TASK REQUIREMENTS: Update the records by replacing "Users Served" with "Users Supported" and keep everything else unchanged. Leave the pictures out of your answer.

AVAILABLE RECORDS:
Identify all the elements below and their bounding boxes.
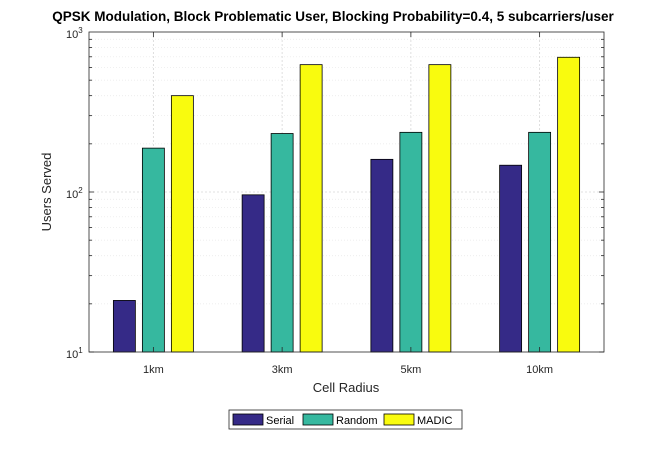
legend-swatch-serial — [232, 413, 264, 426]
x-tick-label: 10km — [526, 364, 553, 376]
bar-random-5km — [399, 131, 423, 353]
x-tick-label: 3km — [272, 364, 293, 376]
bar-serial-10km — [499, 164, 523, 353]
bar-random-3km — [270, 133, 294, 353]
axis-ticks — [89, 32, 604, 353]
bar-madic-3km — [299, 64, 323, 353]
y-tick-label: 101 — [66, 346, 83, 361]
bar-random-10km — [528, 131, 552, 353]
bar-random-1km — [141, 147, 165, 353]
bar-madic-5km — [428, 64, 452, 353]
legend-label-random: Random — [336, 415, 378, 427]
chart-title: QPSK Modulation, Block Problematic User,… — [52, 9, 614, 24]
bar-serial-3km — [241, 194, 265, 353]
bar-madic-1km — [170, 95, 194, 353]
x-tick-label: 5km — [400, 364, 421, 376]
y-tick-label: 102 — [66, 186, 83, 201]
bar-serial-5km — [370, 158, 394, 353]
bar-serial-1km — [112, 300, 136, 353]
legend-label-madic: MADIC — [417, 415, 453, 427]
y-tick-label: 103 — [66, 26, 83, 41]
x-tick-label: 1km — [143, 364, 164, 376]
bar-madic-10km — [557, 56, 581, 353]
legend: Serial Random MADIC — [228, 409, 463, 430]
x-axis-label: Cell Radius — [313, 380, 380, 395]
legend-swatch-random — [302, 413, 334, 426]
legend-label-serial: Serial — [266, 415, 294, 427]
y-tick-labels: 101 102 103 — [66, 26, 83, 361]
bars-group — [112, 56, 581, 353]
legend-swatch-madic — [383, 413, 415, 426]
y-axis-label: Users Served — [39, 153, 54, 232]
legend-items: Serial Random MADIC — [232, 413, 453, 427]
plot-area — [88, 31, 605, 353]
x-tick-labels: 1km 3km 5km 10km — [143, 364, 553, 376]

RESPONSE TO THIS EXERCISE:
Identify all the elements below and their bounding boxes.
legend-swatch-serial — [232, 413, 264, 426]
x-tick-label: 10km — [526, 364, 553, 376]
bar-random-5km — [399, 131, 423, 353]
x-tick-label: 3km — [272, 364, 293, 376]
bar-serial-10km — [499, 164, 523, 353]
bar-random-3km — [270, 133, 294, 353]
axis-ticks — [89, 32, 604, 353]
bar-madic-3km — [299, 64, 323, 353]
y-tick-label: 101 — [66, 346, 83, 361]
bar-random-10km — [528, 131, 552, 353]
bar-random-1km — [141, 147, 165, 353]
bar-madic-5km — [428, 64, 452, 353]
legend-label-random: Random — [336, 415, 378, 427]
chart-title: QPSK Modulation, Block Problematic User,… — [52, 9, 614, 24]
bar-serial-3km — [241, 194, 265, 353]
bar-madic-1km — [170, 95, 194, 353]
x-tick-label: 5km — [400, 364, 421, 376]
y-tick-label: 102 — [66, 186, 83, 201]
bar-serial-5km — [370, 158, 394, 353]
bar-serial-1km — [112, 300, 136, 353]
legend-label-madic: MADIC — [417, 415, 453, 427]
y-tick-label: 103 — [66, 26, 83, 41]
x-tick-label: 1km — [143, 364, 164, 376]
bar-madic-10km — [557, 56, 581, 353]
legend: Serial Random MADIC — [228, 409, 463, 430]
x-axis-label: Cell Radius — [313, 380, 380, 395]
legend-swatch-random — [302, 413, 334, 426]
legend-label-serial: Serial — [266, 415, 294, 427]
y-tick-labels: 101 102 103 — [66, 26, 83, 361]
bars-group — [112, 56, 581, 353]
legend-swatch-madic — [383, 413, 415, 426]
y-axis-label: Users Supported — [39, 153, 54, 232]
legend-items: Serial Random MADIC — [232, 413, 453, 427]
plot-area — [88, 31, 605, 353]
x-tick-labels: 1km 3km 5km 10km — [143, 364, 553, 376]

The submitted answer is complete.